(Records from a collection)
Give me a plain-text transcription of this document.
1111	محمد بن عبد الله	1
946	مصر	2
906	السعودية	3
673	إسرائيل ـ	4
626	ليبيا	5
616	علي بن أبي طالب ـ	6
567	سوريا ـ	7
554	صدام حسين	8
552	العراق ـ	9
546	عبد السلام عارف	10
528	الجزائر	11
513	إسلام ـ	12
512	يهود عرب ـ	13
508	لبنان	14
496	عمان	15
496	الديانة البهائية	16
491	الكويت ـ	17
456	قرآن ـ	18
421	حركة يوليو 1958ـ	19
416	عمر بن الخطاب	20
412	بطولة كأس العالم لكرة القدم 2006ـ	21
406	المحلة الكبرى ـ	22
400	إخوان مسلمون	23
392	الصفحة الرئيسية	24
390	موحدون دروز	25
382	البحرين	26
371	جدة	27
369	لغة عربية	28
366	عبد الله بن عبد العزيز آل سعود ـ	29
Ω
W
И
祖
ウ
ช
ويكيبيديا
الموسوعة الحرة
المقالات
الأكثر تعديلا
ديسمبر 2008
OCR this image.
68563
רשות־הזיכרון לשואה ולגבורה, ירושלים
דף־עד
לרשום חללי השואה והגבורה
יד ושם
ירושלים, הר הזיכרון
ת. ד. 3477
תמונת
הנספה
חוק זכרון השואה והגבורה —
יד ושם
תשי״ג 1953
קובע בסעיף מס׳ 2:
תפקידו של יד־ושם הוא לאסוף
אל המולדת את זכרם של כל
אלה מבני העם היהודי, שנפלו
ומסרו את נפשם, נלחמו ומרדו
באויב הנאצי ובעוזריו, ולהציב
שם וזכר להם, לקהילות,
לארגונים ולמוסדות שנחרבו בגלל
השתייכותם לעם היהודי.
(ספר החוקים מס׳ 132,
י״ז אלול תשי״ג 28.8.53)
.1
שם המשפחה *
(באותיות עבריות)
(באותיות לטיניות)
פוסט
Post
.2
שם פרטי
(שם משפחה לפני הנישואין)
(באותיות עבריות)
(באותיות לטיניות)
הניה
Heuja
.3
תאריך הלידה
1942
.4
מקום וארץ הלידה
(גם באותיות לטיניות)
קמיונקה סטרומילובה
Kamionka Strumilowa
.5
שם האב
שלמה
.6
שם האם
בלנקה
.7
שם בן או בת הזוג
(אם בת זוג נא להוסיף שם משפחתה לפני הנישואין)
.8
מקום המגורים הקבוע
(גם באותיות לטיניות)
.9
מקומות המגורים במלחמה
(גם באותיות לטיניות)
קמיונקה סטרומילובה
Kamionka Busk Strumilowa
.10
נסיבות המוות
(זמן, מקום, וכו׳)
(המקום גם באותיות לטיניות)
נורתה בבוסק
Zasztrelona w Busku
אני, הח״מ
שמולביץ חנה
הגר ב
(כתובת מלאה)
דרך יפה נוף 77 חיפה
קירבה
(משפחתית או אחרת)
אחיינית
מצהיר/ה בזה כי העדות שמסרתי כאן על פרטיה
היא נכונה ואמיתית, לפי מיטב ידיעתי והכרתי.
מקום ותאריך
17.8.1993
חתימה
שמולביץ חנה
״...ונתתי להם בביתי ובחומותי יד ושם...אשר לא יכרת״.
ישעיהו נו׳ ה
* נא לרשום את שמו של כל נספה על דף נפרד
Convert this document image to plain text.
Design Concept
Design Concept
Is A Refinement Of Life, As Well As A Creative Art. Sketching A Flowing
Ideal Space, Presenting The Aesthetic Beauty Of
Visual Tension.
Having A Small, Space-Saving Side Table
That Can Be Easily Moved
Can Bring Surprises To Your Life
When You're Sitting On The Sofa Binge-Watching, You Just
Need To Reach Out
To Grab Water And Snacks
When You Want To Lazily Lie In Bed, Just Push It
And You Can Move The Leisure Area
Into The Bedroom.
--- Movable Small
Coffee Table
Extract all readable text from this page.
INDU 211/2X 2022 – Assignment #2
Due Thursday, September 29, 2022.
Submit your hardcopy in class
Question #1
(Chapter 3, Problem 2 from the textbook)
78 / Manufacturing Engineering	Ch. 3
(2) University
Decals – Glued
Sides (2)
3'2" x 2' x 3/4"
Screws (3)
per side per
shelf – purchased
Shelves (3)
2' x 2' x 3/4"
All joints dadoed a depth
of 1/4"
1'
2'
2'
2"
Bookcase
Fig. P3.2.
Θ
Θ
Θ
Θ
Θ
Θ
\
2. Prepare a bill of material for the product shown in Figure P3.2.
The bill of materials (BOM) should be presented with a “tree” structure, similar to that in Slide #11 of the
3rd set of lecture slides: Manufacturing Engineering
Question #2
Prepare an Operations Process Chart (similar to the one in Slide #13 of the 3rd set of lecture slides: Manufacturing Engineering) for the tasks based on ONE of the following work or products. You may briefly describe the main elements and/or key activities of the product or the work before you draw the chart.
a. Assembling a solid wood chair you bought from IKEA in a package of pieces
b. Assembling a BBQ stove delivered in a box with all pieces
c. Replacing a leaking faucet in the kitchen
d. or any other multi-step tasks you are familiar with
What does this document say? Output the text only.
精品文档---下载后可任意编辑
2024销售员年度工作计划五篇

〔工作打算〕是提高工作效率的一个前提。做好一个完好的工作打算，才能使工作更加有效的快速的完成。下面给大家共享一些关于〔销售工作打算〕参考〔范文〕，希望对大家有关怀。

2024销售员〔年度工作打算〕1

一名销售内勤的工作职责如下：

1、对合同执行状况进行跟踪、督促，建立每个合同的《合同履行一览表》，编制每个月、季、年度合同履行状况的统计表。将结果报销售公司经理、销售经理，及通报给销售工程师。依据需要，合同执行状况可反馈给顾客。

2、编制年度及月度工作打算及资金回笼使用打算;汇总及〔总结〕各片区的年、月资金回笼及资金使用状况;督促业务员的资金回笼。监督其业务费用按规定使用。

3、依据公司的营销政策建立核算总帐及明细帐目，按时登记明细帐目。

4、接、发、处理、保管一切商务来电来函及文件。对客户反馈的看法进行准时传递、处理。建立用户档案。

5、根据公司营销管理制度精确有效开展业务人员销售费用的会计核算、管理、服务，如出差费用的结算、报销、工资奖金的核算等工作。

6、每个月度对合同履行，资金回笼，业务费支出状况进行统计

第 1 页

[Task statement]: Please restate the data word for word, every record included.

[Correct answer]:
Give me a plain-text transcription of this document.
1111	محمد بن عبد الله	1
946	مصر	2
906	السعودية	3
673	إسرائيل ـ	4
626	ليبيا	5
616	علي بن أبي طالب ـ	6
567	سوريا ـ	7
554	صدام حسين	8
552	العراق ـ	9
546	عبد السلام عارف	10
528	الجزائر	11
513	إسلام ـ	12
512	يهود عرب ـ	13
508	لبنان	14
496	عمان	15
496	الديانة البهائية	16
491	الكويت ـ	17
456	قرآن ـ	18
421	حركة يوليو 1958ـ	19
416	عمر بن الخطاب	20
412	بطولة كأس العالم لكرة القدم 2006ـ	21
406	المحلة الكبرى ـ	22
400	إخوان مسلمون	23
392	الصفحة الرئيسية	24
390	موحدون دروز	25
382	البحرين	26
371	جدة	27
369	لغة عربية	28
366	عبد الله بن عبد العزيز آل سعود ـ	29
Ω
W
И
祖
ウ
ช
ويكيبيديا
الموسوعة الحرة
المقالات
الأكثر تعديلا
ديسمبر 2008
OCR this image.
68563
רשות־הזיכרון לשואה ולגבורה, ירושלים
דף־עד
לרשום חללי השואה והגבורה
יד ושם
ירושלים, הר הזיכרון
ת. ד. 3477
תמונת
הנספה
חוק זכרון השואה והגבורה —
יד ושם
תשי״ג 1953
קובע בסעיף מס׳ 2:
תפקידו של יד־ושם הוא לאסוף
אל המולדת את זכרם של כל
אלה מבני העם היהודי, שנפלו
ומסרו את נפשם, נלחמו ומרדו
באויב הנאצי ובעוזריו, ולהציב
שם וזכר להם, לקהילות,
לארגונים ולמוסדות שנחרבו בגלל
השתייכותם לעם היהודי.
(ספר החוקים מס׳ 132,
י״ז אלול תשי״ג 28.8.53)
.1
שם המשפחה *
(באותיות עבריות)
(באותיות לטיניות)
פוסט
Post
.2
שם פרטי
(שם משפחה לפני הנישואין)
(באותיות עבריות)
(באותיות לטיניות)
הניה
Heuja
.3
תאריך הלידה
1942
.4
מקום וארץ הלידה
(גם באותיות לטיניות)
קמיונקה סטרומילובה
Kamionka Strumilowa
.5
שם האב
שלמה
.6
שם האם
בלנקה
.7
שם בן או בת הזוג
(אם בת זוג נא להוסיף שם משפחתה לפני הנישואין)
.8
מקום המגורים הקבוע
(גם באותיות לטיניות)
.9
מקומות המגורים במלחמה
(גם באותיות לטיניות)
קמיונקה סטרומילובה
Kamionka Busk Strumilowa
.10
נסיבות המוות
(זמן, מקום, וכו׳)
(המקום גם באותיות לטיניות)
נורתה בבוסק
Zasztrelona w Busku
אני, הח״מ
שמולביץ חנה
הגר ב
(כתובת מלאה)
דרך יפה נוף 77 חיפה
קירבה
(משפחתית או אחרת)
אחיינית
מצהיר/ה בזה כי העדות שמסרתי כאן על פרטיה
היא נכונה ואמיתית, לפי מיטב ידיעתי והכרתי.
מקום ותאריך
17.8.1993
חתימה
שמולביץ חנה
״...ונתתי להם בביתי ובחומותי יד ושם...אשר לא יכרת״.
ישעיהו נו׳ ה
* נא לרשום את שמו של כל נספה על דף נפרד
Convert this document image to plain text.
Design Concept
Design Concept
Is A Refinement Of Life, As Well As A Creative Art. Sketching A Flowing
Ideal Space, Presenting The Aesthetic Beauty Of
Visual Tension.
Having A Small, Space-Saving Side Table
That Can Be Easily Moved
Can Bring Surprises To Your Life
When You're Sitting On The Sofa Binge-Watching, You Just
Need To Reach Out
To Grab Water And Snacks
When You Want To Lazily Lie In Bed, Just Push It
And You Can Move The Leisure Area
Into The Bedroom.
--- Movable Small
Coffee Table
Extract all readable text from this page.
INDU 211/2X 2022 – Assignment #2
Due Thursday, September 29, 2022.
Submit your hardcopy in class
Question #1
(Chapter 3, Problem 2 from the textbook)
78 / Manufacturing Engineering	Ch. 3
(2) University
Decals – Glued
Sides (2)
3'2" x 2' x 3/4"
Screws (3)
per side per
shelf – purchased
Shelves (3)
2' x 2' x 3/4"
All joints dadoed a depth
of 1/4"
1'
2'
2'
2"
Bookcase
Fig. P3.2.
Θ
Θ
Θ
Θ
Θ
Θ
\
2. Prepare a bill of material for the product shown in Figure P3.2.
The bill of materials (BOM) should be presented with a “tree” structure, similar to that in Slide #11 of the
3rd set of lecture slides: Manufacturing Engineering
Question #2
Prepare an Operations Process Chart (similar to the one in Slide #13 of the 3rd set of lecture slides: Manufacturing Engineering) for the tasks based on ONE of the following work or products. You may briefly describe the main elements and/or key activities of the product or the work before you draw the chart.
a. Assembling a solid wood chair you bought from IKEA in a package of pieces
b. Assembling a BBQ stove delivered in a box with all pieces
c. Replacing a leaking faucet in the kitchen
d. or any other multi-step tasks you are familiar with
What does this document say? Output the text only.
精品文档---下载后可任意编辑
2024销售员年度工作计划五篇

〔工作打算〕是提高工作效率的一个前提。做好一个完好的工作打算，才能使工作更加有效的快速的完成。下面给大家共享一些关于〔销售工作打算〕参考〔范文〕，希望对大家有关怀。

2024销售员〔年度工作打算〕1

一名销售内勤的工作职责如下：

1、对合同执行状况进行跟踪、督促，建立每个合同的《合同履行一览表》，编制每个月、季、年度合同履行状况的统计表。将结果报销售公司经理、销售经理，及通报给销售工程师。依据需要，合同执行状况可反馈给顾客。

2、编制年度及月度工作打算及资金回笼使用打算;汇总及〔总结〕各片区的年、月资金回笼及资金使用状况;督促业务员的资金回笼。监督其业务费用按规定使用。

3、依据公司的营销政策建立核算总帐及明细帐目，按时登记明细帐目。

4、接、发、处理、保管一切商务来电来函及文件。对客户反馈的看法进行准时传递、处理。建立用户档案。

5、根据公司营销管理制度精确有效开展业务人员销售费用的会计核算、管理、服务，如出差费用的结算、报销、工资奖金的核算等工作。

6、每个月度对合同履行，资金回笼，业务费支出状况进行统计

第 1 页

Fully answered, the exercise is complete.